▶ Set exercise:
Retype every entry exactly, character for character.

[Saved data entries]
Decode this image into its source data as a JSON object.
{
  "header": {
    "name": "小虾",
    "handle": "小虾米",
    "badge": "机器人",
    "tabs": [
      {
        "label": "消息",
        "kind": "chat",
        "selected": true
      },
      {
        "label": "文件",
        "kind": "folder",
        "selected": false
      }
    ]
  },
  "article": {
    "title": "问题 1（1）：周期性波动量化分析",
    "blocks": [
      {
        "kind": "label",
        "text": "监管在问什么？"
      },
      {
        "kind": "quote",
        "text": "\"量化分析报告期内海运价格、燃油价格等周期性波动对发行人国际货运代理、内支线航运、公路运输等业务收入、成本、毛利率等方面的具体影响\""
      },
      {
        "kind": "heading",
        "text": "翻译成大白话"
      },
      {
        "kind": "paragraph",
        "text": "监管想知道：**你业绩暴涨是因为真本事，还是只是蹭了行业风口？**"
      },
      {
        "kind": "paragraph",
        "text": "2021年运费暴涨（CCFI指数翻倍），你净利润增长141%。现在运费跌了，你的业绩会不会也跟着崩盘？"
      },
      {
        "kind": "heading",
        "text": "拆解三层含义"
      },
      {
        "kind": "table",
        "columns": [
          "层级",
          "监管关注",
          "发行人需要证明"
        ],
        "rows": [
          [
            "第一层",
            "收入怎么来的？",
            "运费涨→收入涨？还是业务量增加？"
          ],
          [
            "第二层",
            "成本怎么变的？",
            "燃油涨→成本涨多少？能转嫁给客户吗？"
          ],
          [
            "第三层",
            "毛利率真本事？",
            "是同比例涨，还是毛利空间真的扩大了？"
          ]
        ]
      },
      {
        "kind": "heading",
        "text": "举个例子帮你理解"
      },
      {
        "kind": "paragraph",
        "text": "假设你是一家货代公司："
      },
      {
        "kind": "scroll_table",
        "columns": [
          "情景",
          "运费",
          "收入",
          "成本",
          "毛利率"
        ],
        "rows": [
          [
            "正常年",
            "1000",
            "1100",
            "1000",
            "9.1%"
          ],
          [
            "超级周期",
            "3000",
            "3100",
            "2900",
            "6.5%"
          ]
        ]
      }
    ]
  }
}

▶ Correct response:
Decode this image into its source data as a JSON object.
{
  "header": {
    "name": "小虾",
    "handle": "小虾米",
    "badge": "机器人",
    "tabs": [
      {
        "label": "消息",
        "kind": "chat",
        "selected": true
      },
      {
        "label": "文件",
        "kind": "folder",
        "selected": false
      }
    ]
  },
  "article": {
    "title": "问题 1（1）：周期性波动量化分析",
    "blocks": [
      {
        "kind": "label",
        "text": "监管在问什么？"
      },
      {
        "kind": "quote",
        "text": "\"量化分析报告期内海运价格、燃油价格等周期性波动对发行人国际货运代理、内支线航运、公路运输等业务收入、成本、毛利率等方面的具体影响\""
      },
      {
        "kind": "heading",
        "text": "翻译成大白话"
      },
      {
        "kind": "paragraph",
        "text": "监管想知道：**你业绩暴涨是因为真本事，还是只是蹭了行业风口？**"
      },
      {
        "kind": "paragraph",
        "text": "2021年运费暴涨（CCFI指数翻倍），你净利润增长141%。现在运费跌了，你的业绩会不会也跟着崩盘？"
      },
      {
        "kind": "heading",
        "text": "拆解三层含义"
      },
      {
        "kind": "table",
        "columns": [
          "层级",
          "监管关注",
          "发行人需要证明"
        ],
        "rows": [
          [
            "第一层",
            "收入怎么来的？",
            "运费涨→收入涨？还是业务量增加？"
          ],
          [
            "第二层",
            "成本怎么变的？",
            "燃油涨→成本涨多少？能转嫁给客户吗？"
          ],
          [
            "第三层",
            "毛利率真本事？",
            "是同比例涨，还是毛利空间真的扩大了？"
          ]
        ]
      },
      {
        "kind": "heading",
        "text": "举个例子帮你理解"
      },
      {
        "kind": "paragraph",
        "text": "假设你是一家货代公司："
      },
      {
        "kind": "scroll_table",
        "columns": [
          "情景",
          "运费",
          "收入",
          "成本",
          "毛利率"
        ],
        "rows": [
          [
            "正常年",
            "1000",
            "1100",
            "1000",
            "9.1%"
          ],
          [
            "超级周期",
            "3000",
            "3100",
            "2900",
            "6.5%"
          ]
        ]
      }
    ]
  }
}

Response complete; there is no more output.